WHAT TO DO: Return all entries precisely as they stand, without the images.

DATA LISTING:
----
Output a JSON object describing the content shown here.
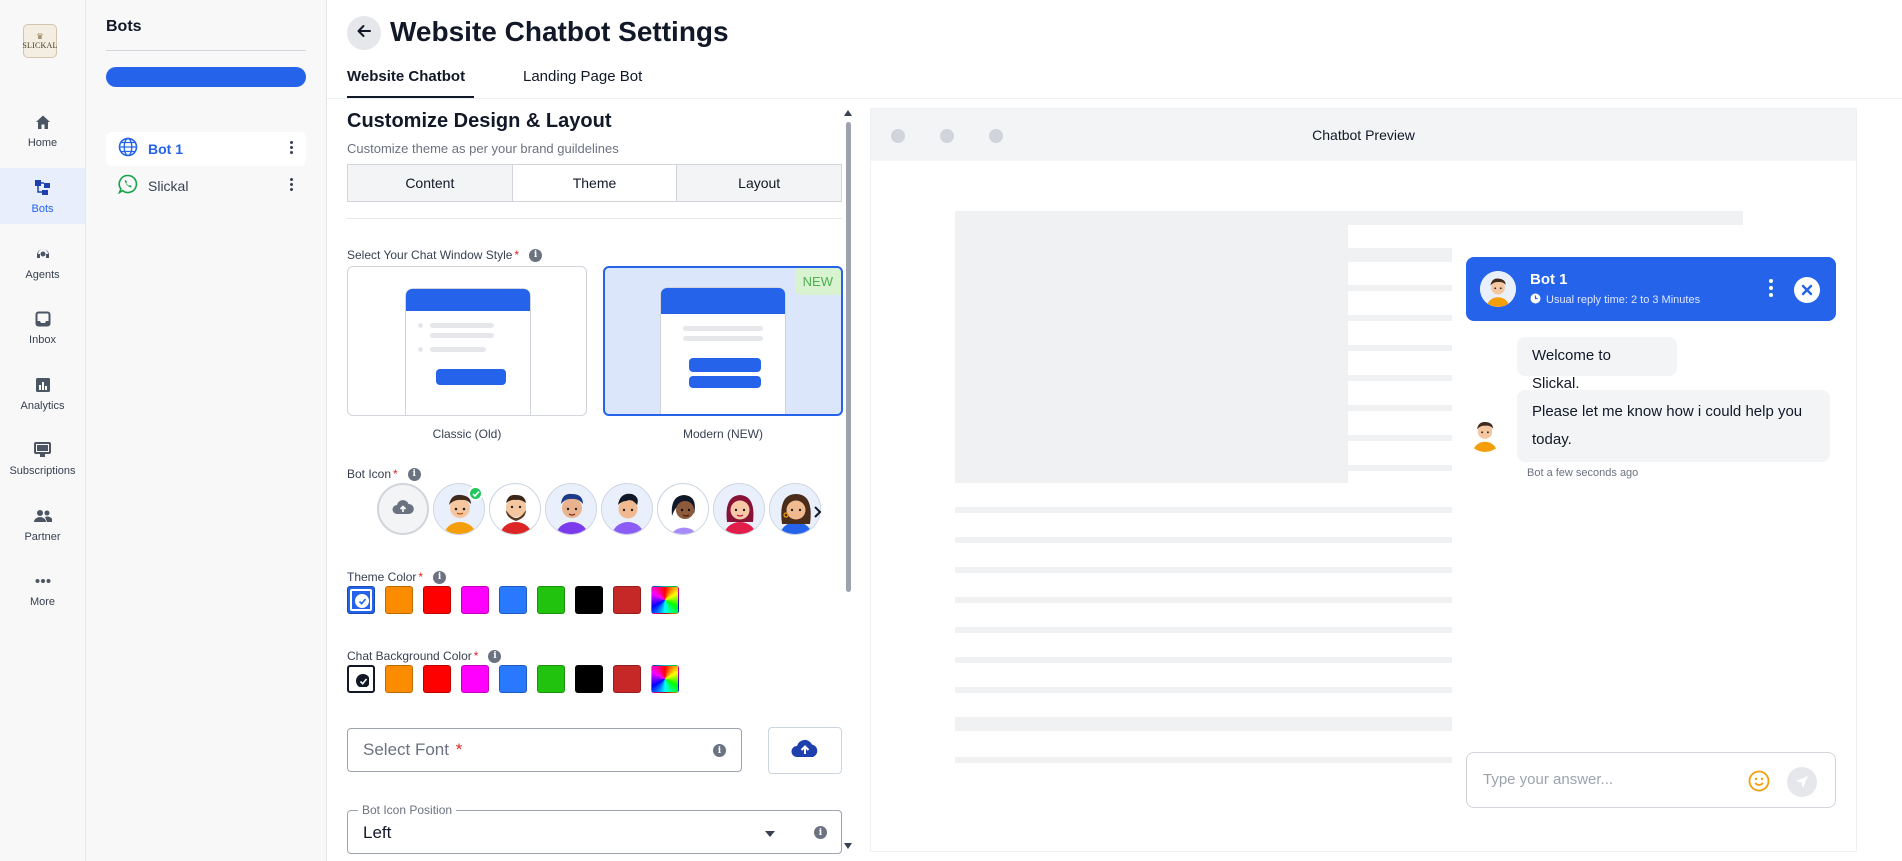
{
  "brand": {
    "logo_text": "SLICKAL",
    "accent": "#2563eb"
  },
  "nav": [
    {
      "label": "Home",
      "icon": "home-icon"
    },
    {
      "label": "Bots",
      "icon": "bots-icon",
      "active": true
    },
    {
      "label": "Agents",
      "icon": "agents-icon"
    },
    {
      "label": "Inbox",
      "icon": "inbox-icon"
    },
    {
      "label": "Analytics",
      "icon": "analytics-icon"
    },
    {
      "label": "Subscriptions",
      "icon": "subscriptions-icon"
    },
    {
      "label": "Partner",
      "icon": "partner-icon"
    },
    {
      "label": "More",
      "icon": "more-icon"
    }
  ],
  "bots_panel": {
    "title": "Bots",
    "items": [
      {
        "name": "Bot 1",
        "icon": "globe-icon",
        "active": true
      },
      {
        "name": "Slickal",
        "icon": "whatsapp-icon"
      }
    ]
  },
  "header": {
    "title": "Website Chatbot Settings",
    "tabs": [
      {
        "label": "Website Chatbot",
        "active": true
      },
      {
        "label": "Landing Page Bot"
      }
    ]
  },
  "settings": {
    "section_title": "Customize Design & Layout",
    "section_subtitle": "Customize theme as per your brand guildelines",
    "segments": [
      {
        "label": "Content"
      },
      {
        "label": "Theme",
        "active": true
      },
      {
        "label": "Layout"
      }
    ],
    "window_style": {
      "label": "Select Your Chat Window Style",
      "options": [
        {
          "caption": "Classic (Old)"
        },
        {
          "caption": "Modern (NEW)",
          "badge": "NEW",
          "selected": true
        }
      ]
    },
    "bot_icon": {
      "label": "Bot Icon",
      "selected_index": 0,
      "avatars": [
        "avatar-boy-orange",
        "avatar-man-beard",
        "avatar-man-purple",
        "avatar-man-purple-2",
        "avatar-woman-purple",
        "avatar-woman-red",
        "avatar-woman-blue"
      ]
    },
    "theme_color": {
      "label": "Theme Color",
      "selected": "#2563eb",
      "colors": [
        "#2563eb",
        "#fb8c00",
        "#ff0000",
        "#ff00ff",
        "#2979ff",
        "#22c30e",
        "#000000",
        "#c62828",
        "rainbow"
      ]
    },
    "chat_bg_color": {
      "label": "Chat Background Color",
      "selected": "#ffffff",
      "colors": [
        "#ffffff",
        "#fb8c00",
        "#ff0000",
        "#ff00ff",
        "#2979ff",
        "#22c30e",
        "#000000",
        "#c62828",
        "rainbow"
      ]
    },
    "font": {
      "placeholder": "Select Font",
      "required_mark": "*"
    },
    "icon_position": {
      "legend": "Bot Icon Position",
      "value": "Left"
    }
  },
  "preview": {
    "title": "Chatbot Preview",
    "bot_name": "Bot 1",
    "reply_time": "Usual reply time: 2 to 3 Minutes",
    "messages": [
      "Welcome to Slickal.",
      "Please let me know how i could help you today."
    ],
    "timestamp": "Bot a few seconds ago",
    "input_placeholder": "Type your answer..."
  }
}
----
FINISHED ANSWER:
Output a JSON object describing the content shown here.
{
  "brand": {
    "logo_text": "SLICKAL",
    "accent": "#2563eb"
  },
  "nav": [
    {
      "label": "Home",
      "icon": "home-icon"
    },
    {
      "label": "Bots",
      "icon": "bots-icon",
      "active": true
    },
    {
      "label": "Agents",
      "icon": "agents-icon"
    },
    {
      "label": "Inbox",
      "icon": "inbox-icon"
    },
    {
      "label": "Analytics",
      "icon": "analytics-icon"
    },
    {
      "label": "Subscriptions",
      "icon": "subscriptions-icon"
    },
    {
      "label": "Partner",
      "icon": "partner-icon"
    },
    {
      "label": "More",
      "icon": "more-icon"
    }
  ],
  "bots_panel": {
    "title": "Bots",
    "items": [
      {
        "name": "Bot 1",
        "icon": "globe-icon",
        "active": true
      },
      {
        "name": "Slickal",
        "icon": "whatsapp-icon"
      }
    ]
  },
  "header": {
    "title": "Website Chatbot Settings",
    "tabs": [
      {
        "label": "Website Chatbot",
        "active": true
      },
      {
        "label": "Landing Page Bot"
      }
    ]
  },
  "settings": {
    "section_title": "Customize Design & Layout",
    "section_subtitle": "Customize theme as per your brand guildelines",
    "segments": [
      {
        "label": "Content"
      },
      {
        "label": "Theme",
        "active": true
      },
      {
        "label": "Layout"
      }
    ],
    "window_style": {
      "label": "Select Your Chat Window Style",
      "options": [
        {
          "caption": "Classic (Old)"
        },
        {
          "caption": "Modern (NEW)",
          "badge": "NEW",
          "selected": true
        }
      ]
    },
    "bot_icon": {
      "label": "Bot Icon",
      "selected_index": 0,
      "avatars": [
        "avatar-boy-orange",
        "avatar-man-beard",
        "avatar-man-purple",
        "avatar-man-purple-2",
        "avatar-woman-purple",
        "avatar-woman-red",
        "avatar-woman-blue"
      ]
    },
    "theme_color": {
      "label": "Theme Color",
      "selected": "#2563eb",
      "colors": [
        "#2563eb",
        "#fb8c00",
        "#ff0000",
        "#ff00ff",
        "#2979ff",
        "#22c30e",
        "#000000",
        "#c62828",
        "rainbow"
      ]
    },
    "chat_bg_color": {
      "label": "Chat Background Color",
      "selected": "#ffffff",
      "colors": [
        "#ffffff",
        "#fb8c00",
        "#ff0000",
        "#ff00ff",
        "#2979ff",
        "#22c30e",
        "#000000",
        "#c62828",
        "rainbow"
      ]
    },
    "font": {
      "placeholder": "Select Font",
      "required_mark": "*"
    },
    "icon_position": {
      "legend": "Bot Icon Position",
      "value": "Left"
    }
  },
  "preview": {
    "title": "Chatbot Preview",
    "bot_name": "Bot 1",
    "reply_time": "Usual reply time: 2 to 3 Minutes",
    "messages": [
      "Welcome to Slickal.",
      "Please let me know how i could help you today."
    ],
    "timestamp": "Bot a few seconds ago",
    "input_placeholder": "Type your answer..."
  }
}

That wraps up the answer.